= Provided material =
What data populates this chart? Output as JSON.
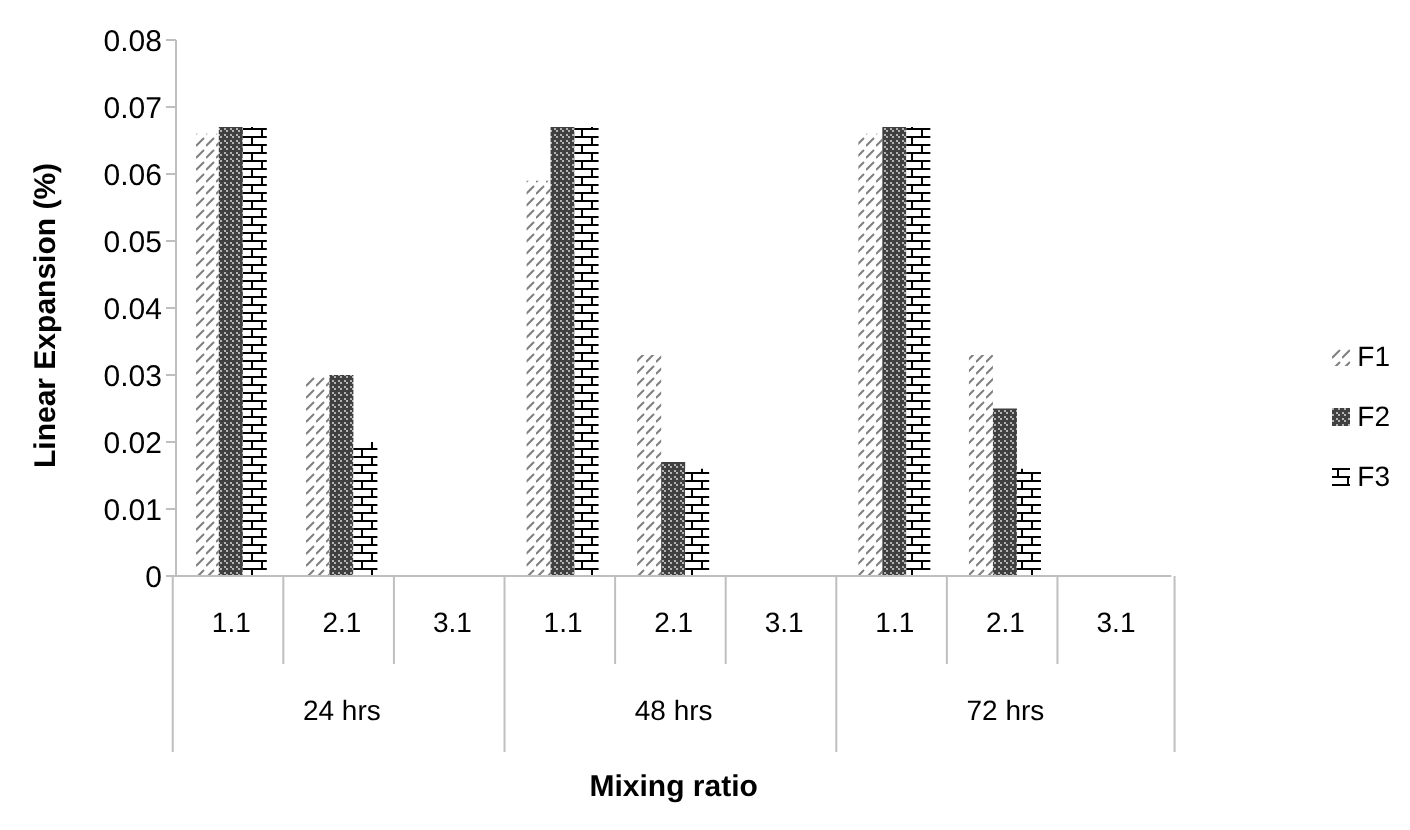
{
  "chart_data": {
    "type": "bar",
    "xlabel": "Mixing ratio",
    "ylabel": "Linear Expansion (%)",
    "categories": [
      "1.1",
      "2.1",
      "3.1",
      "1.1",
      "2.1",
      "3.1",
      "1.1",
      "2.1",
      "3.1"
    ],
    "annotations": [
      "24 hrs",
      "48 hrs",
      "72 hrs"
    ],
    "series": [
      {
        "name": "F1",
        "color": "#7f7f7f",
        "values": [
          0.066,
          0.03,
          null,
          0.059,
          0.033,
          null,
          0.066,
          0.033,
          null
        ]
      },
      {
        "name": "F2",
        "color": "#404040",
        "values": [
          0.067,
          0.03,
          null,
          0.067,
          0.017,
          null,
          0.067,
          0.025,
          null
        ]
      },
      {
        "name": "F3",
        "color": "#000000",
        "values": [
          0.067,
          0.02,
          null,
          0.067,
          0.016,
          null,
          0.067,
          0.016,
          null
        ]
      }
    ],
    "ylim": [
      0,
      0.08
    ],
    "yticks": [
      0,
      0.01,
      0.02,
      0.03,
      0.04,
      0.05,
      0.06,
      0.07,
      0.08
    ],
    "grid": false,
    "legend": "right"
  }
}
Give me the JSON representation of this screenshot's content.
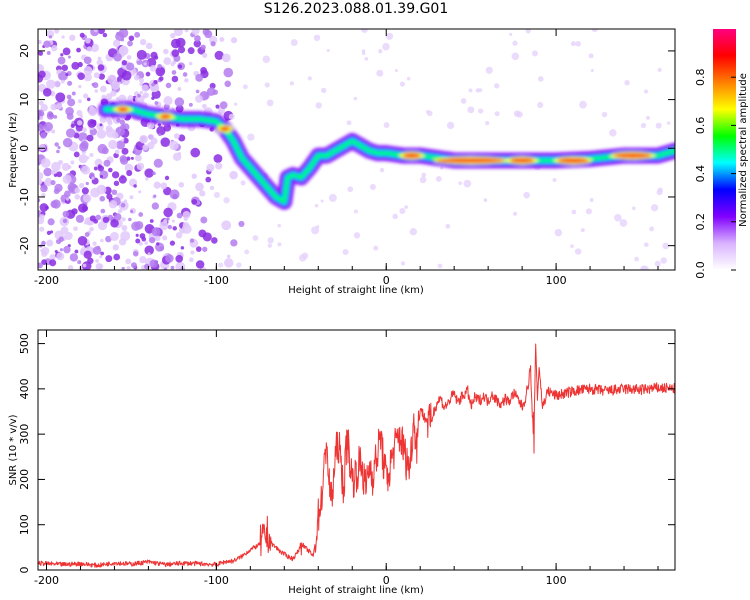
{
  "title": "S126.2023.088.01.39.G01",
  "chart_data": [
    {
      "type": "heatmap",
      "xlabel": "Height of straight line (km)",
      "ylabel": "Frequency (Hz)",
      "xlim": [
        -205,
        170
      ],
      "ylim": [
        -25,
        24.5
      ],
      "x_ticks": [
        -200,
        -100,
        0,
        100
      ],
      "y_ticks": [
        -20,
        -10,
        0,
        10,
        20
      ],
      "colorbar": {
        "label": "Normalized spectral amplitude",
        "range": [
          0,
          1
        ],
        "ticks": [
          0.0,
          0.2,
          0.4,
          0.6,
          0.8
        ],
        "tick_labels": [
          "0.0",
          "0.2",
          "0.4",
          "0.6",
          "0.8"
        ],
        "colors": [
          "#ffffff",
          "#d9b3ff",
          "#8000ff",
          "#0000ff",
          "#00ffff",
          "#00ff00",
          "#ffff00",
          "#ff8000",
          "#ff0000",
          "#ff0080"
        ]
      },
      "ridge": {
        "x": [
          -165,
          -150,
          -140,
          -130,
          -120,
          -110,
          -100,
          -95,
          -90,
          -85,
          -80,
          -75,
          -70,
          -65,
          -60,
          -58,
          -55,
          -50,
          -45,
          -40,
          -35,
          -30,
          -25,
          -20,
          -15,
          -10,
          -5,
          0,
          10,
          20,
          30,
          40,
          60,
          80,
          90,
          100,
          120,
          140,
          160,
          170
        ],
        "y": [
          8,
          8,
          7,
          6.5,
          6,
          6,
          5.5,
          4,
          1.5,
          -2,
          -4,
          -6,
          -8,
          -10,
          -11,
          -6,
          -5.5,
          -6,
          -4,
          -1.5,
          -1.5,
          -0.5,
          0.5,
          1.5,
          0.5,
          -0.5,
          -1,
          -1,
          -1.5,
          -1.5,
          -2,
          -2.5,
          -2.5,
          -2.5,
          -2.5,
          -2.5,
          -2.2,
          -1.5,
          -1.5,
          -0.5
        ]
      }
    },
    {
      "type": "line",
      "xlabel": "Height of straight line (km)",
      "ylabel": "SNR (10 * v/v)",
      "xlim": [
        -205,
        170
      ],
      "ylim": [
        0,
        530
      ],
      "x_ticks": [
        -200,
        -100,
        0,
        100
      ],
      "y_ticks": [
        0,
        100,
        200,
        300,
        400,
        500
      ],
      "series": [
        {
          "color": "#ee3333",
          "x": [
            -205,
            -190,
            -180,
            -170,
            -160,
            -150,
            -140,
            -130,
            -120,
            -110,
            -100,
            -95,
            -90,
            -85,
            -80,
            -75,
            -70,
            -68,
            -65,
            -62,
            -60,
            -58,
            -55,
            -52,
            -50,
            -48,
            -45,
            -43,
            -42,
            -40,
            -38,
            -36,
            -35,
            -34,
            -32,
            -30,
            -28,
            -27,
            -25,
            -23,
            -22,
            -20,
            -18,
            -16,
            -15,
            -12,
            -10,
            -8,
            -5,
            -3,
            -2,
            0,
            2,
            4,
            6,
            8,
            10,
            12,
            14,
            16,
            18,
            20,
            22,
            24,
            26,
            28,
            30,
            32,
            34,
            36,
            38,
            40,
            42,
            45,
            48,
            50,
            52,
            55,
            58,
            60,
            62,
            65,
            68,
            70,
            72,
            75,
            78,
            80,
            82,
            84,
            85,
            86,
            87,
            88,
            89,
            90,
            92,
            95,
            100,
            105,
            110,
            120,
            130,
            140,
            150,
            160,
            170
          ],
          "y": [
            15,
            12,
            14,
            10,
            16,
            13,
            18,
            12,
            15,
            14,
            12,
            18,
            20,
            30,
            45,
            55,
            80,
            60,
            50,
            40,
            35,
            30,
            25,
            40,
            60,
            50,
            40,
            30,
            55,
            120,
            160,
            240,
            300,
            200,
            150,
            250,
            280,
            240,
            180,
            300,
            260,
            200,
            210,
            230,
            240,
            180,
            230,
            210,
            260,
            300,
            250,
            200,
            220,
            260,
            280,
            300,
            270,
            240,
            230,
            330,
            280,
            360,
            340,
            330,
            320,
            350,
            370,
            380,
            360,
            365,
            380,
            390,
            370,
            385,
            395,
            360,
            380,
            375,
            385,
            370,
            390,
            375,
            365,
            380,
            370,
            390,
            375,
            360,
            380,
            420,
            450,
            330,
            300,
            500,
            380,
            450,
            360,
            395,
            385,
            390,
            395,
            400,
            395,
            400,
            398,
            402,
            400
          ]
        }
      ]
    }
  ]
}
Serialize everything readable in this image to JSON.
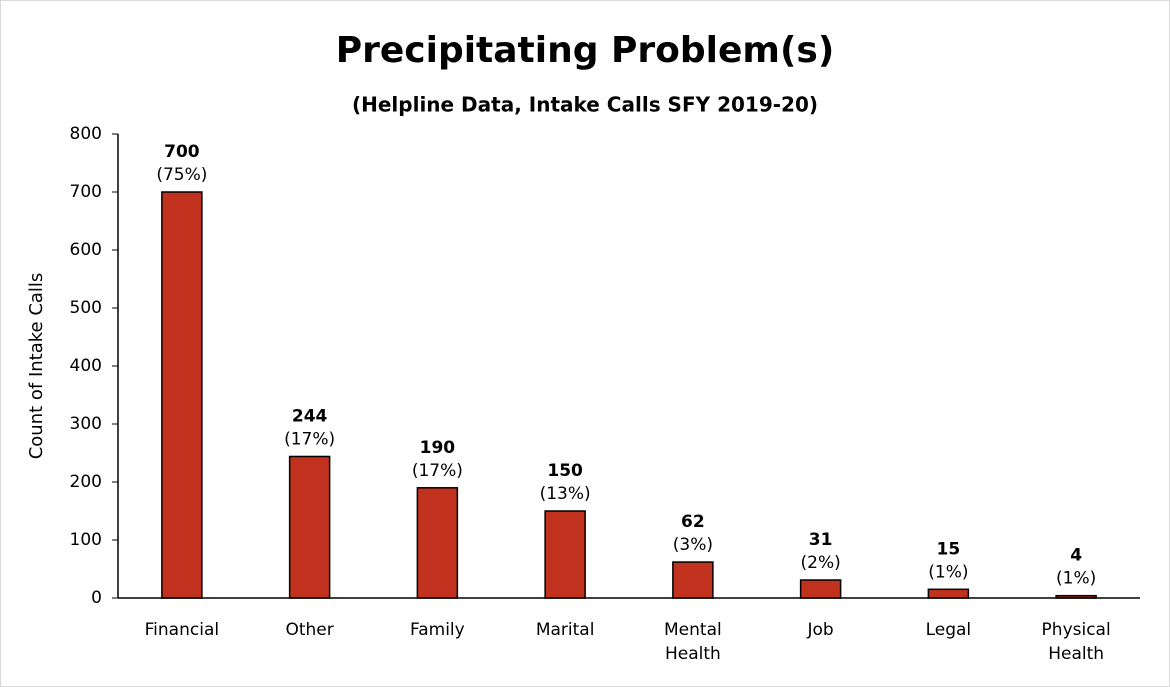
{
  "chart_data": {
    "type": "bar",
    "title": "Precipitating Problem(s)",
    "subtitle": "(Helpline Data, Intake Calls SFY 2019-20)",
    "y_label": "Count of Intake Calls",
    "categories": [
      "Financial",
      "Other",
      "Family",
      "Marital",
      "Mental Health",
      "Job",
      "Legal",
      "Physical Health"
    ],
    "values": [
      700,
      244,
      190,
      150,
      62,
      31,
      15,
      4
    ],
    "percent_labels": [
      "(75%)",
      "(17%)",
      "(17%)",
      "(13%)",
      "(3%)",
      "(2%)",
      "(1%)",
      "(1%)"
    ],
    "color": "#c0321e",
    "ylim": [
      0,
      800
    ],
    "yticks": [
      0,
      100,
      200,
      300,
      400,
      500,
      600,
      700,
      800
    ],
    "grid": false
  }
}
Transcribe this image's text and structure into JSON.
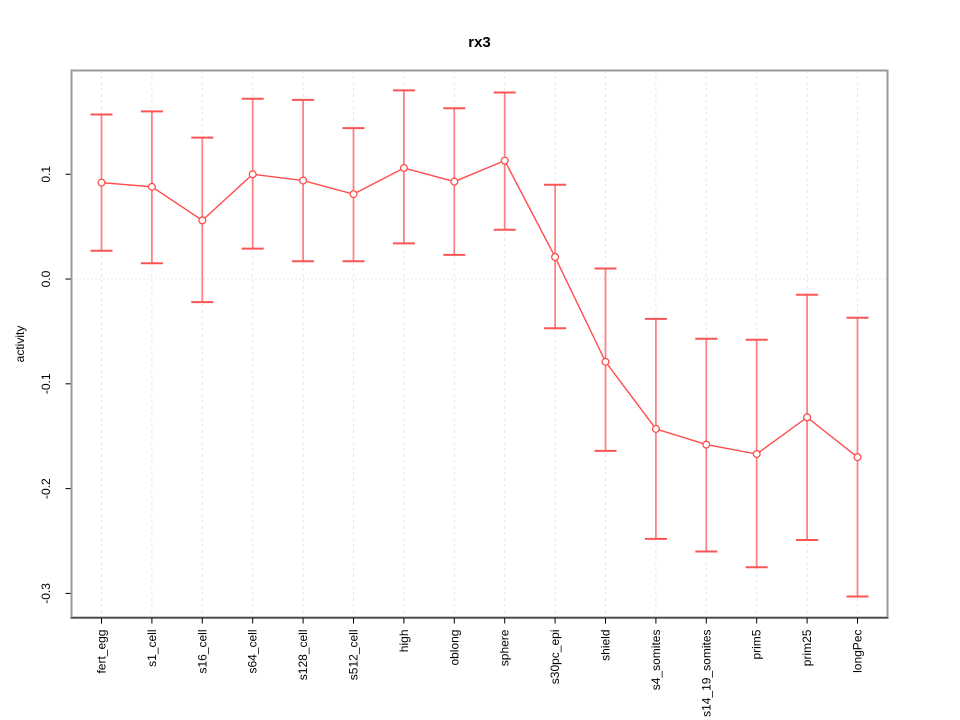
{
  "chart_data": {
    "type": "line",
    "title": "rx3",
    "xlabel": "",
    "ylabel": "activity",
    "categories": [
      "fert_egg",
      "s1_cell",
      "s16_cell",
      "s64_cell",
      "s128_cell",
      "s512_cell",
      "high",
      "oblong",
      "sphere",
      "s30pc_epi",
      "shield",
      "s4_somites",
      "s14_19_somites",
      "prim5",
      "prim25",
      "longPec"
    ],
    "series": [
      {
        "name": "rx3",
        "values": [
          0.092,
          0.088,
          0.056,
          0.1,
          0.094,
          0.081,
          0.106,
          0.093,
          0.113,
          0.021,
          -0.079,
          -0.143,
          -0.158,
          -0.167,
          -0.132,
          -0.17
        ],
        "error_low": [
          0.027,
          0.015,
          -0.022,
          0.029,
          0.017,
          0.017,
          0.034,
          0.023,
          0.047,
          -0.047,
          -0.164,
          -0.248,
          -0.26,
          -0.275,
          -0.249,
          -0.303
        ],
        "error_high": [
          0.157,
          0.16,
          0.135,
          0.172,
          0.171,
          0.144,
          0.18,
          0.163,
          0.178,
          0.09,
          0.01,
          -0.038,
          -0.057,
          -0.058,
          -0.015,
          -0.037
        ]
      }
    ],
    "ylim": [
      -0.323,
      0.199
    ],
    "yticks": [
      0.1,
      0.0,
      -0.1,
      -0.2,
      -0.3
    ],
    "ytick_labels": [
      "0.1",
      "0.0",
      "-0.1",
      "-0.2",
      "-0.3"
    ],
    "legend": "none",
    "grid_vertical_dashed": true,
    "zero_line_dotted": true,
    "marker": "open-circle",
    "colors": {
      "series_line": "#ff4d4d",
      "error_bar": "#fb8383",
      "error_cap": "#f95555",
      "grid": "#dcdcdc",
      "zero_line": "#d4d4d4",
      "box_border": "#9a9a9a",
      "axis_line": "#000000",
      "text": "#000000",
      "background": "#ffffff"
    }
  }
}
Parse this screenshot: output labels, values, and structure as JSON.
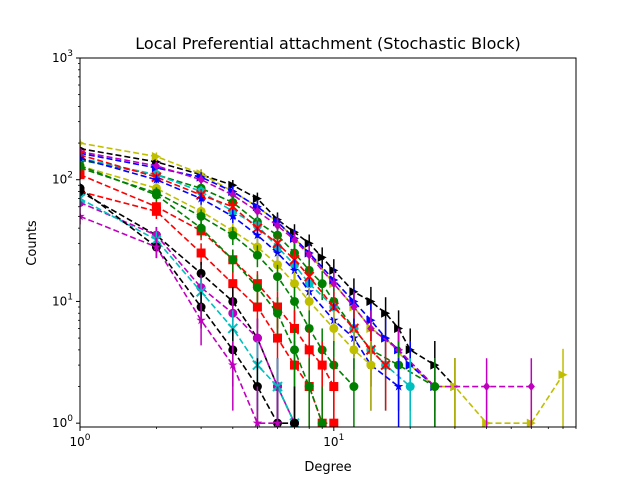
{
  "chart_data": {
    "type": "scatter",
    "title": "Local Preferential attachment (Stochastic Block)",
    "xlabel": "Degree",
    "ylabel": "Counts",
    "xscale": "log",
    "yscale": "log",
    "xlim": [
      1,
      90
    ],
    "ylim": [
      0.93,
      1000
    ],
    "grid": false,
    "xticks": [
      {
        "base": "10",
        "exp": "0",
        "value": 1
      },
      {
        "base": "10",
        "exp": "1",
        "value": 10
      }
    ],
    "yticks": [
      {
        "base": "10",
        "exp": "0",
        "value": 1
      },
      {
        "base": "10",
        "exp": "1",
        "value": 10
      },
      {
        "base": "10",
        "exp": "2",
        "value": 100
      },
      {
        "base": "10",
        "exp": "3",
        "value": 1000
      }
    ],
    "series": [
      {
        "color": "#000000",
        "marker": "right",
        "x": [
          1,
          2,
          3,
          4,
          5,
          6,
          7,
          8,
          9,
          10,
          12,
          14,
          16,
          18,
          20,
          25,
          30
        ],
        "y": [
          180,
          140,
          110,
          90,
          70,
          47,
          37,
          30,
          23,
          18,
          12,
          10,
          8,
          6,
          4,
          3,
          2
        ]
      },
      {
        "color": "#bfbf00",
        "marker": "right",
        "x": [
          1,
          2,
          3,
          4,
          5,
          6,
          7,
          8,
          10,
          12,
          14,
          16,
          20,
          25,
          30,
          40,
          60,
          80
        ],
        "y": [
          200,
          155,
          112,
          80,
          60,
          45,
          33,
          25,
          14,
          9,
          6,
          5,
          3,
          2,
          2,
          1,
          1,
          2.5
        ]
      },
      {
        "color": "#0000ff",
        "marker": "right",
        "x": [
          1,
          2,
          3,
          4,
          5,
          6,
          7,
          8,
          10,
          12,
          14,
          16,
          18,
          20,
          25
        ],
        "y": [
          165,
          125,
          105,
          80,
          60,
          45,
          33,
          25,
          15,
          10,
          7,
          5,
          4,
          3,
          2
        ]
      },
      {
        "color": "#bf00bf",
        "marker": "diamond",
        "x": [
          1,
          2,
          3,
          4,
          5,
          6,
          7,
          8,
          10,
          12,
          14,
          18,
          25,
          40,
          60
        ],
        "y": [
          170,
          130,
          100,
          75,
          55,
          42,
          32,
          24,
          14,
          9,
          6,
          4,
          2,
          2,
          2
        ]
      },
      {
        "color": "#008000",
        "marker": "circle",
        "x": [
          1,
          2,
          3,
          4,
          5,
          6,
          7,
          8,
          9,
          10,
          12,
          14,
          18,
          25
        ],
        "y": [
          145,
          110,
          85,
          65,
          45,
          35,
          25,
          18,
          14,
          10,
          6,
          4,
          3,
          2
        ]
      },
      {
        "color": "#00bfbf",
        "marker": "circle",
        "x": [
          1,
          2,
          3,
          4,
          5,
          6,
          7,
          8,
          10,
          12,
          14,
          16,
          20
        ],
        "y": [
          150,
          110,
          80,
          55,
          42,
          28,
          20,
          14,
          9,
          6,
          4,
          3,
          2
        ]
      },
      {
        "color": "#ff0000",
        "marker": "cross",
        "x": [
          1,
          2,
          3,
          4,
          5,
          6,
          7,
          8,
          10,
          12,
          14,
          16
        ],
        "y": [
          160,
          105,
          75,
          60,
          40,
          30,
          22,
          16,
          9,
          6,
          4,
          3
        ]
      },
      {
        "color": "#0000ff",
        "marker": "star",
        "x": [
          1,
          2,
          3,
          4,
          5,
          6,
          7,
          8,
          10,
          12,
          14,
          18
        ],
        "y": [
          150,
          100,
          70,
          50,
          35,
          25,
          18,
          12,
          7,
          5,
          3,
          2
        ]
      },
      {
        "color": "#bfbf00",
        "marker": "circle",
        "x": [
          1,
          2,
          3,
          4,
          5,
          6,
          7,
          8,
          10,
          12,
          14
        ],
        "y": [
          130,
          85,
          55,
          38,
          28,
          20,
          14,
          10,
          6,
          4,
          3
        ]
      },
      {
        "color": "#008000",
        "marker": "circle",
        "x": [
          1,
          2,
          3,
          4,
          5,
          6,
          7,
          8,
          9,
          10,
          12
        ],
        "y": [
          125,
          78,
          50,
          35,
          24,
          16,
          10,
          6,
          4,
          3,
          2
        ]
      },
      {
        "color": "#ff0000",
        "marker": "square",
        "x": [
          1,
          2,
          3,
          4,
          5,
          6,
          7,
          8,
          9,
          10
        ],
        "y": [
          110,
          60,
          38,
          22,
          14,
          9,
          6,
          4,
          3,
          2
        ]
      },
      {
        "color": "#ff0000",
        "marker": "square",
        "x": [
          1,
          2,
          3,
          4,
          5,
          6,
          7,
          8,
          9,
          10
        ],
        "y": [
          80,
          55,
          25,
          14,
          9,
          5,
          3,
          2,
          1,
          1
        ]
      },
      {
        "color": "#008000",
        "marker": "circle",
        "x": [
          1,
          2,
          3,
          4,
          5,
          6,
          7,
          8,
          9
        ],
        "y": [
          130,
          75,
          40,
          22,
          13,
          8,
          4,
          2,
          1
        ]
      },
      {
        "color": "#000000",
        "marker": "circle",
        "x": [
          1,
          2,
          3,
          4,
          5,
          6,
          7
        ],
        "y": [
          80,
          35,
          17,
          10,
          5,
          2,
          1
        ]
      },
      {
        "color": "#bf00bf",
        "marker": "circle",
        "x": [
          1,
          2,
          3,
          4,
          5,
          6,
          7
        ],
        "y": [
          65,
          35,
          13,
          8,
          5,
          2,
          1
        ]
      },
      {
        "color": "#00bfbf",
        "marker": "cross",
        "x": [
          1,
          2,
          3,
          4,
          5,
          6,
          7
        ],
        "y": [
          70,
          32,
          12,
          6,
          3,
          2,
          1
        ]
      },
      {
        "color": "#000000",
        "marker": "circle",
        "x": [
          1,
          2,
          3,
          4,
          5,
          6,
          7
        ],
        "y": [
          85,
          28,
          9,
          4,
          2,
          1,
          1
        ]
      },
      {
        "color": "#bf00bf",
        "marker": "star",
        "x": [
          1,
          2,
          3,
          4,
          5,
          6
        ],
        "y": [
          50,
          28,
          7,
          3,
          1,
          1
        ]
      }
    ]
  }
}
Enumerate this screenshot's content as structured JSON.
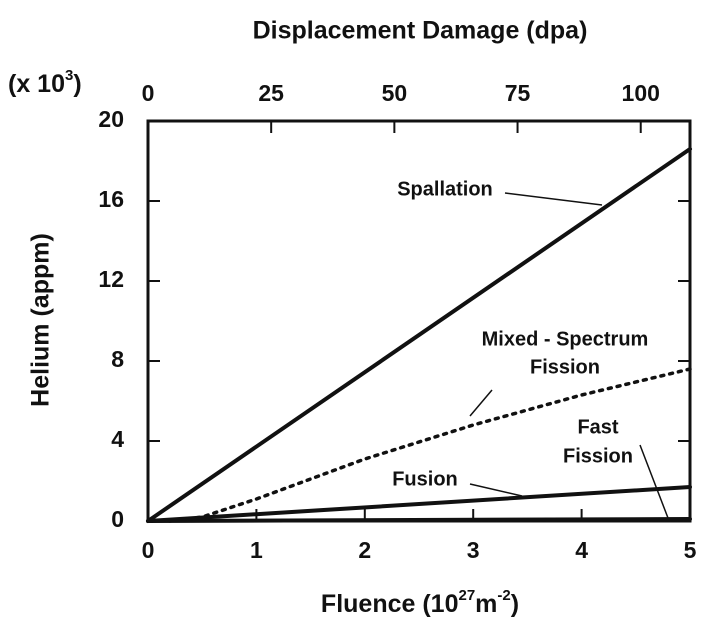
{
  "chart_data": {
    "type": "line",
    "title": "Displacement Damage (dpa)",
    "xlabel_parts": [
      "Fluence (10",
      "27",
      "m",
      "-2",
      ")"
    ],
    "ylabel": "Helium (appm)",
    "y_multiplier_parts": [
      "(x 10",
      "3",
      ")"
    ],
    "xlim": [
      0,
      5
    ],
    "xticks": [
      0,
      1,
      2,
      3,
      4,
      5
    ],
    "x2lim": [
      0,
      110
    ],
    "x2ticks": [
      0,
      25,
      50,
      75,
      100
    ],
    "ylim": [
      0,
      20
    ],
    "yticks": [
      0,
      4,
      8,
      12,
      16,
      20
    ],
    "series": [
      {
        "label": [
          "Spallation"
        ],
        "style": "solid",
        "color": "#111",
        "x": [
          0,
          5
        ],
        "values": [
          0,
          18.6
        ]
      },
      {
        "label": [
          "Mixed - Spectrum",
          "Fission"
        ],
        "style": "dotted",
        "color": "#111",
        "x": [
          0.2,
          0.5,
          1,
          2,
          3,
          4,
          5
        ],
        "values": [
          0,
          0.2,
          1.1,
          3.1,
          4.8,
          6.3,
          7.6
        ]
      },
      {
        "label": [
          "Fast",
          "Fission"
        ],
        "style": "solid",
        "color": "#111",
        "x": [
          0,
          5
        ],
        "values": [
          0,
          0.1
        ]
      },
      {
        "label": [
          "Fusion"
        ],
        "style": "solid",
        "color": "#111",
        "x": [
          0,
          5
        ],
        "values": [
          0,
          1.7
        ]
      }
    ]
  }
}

= Set problem =
Write out every line of the entries that holds the word "Intake".

= Result of this task =
    "subtitle": "(Helpline Data, Intake Calls SFY 2019-20)",
    "y_label": "Count of Intake Calls",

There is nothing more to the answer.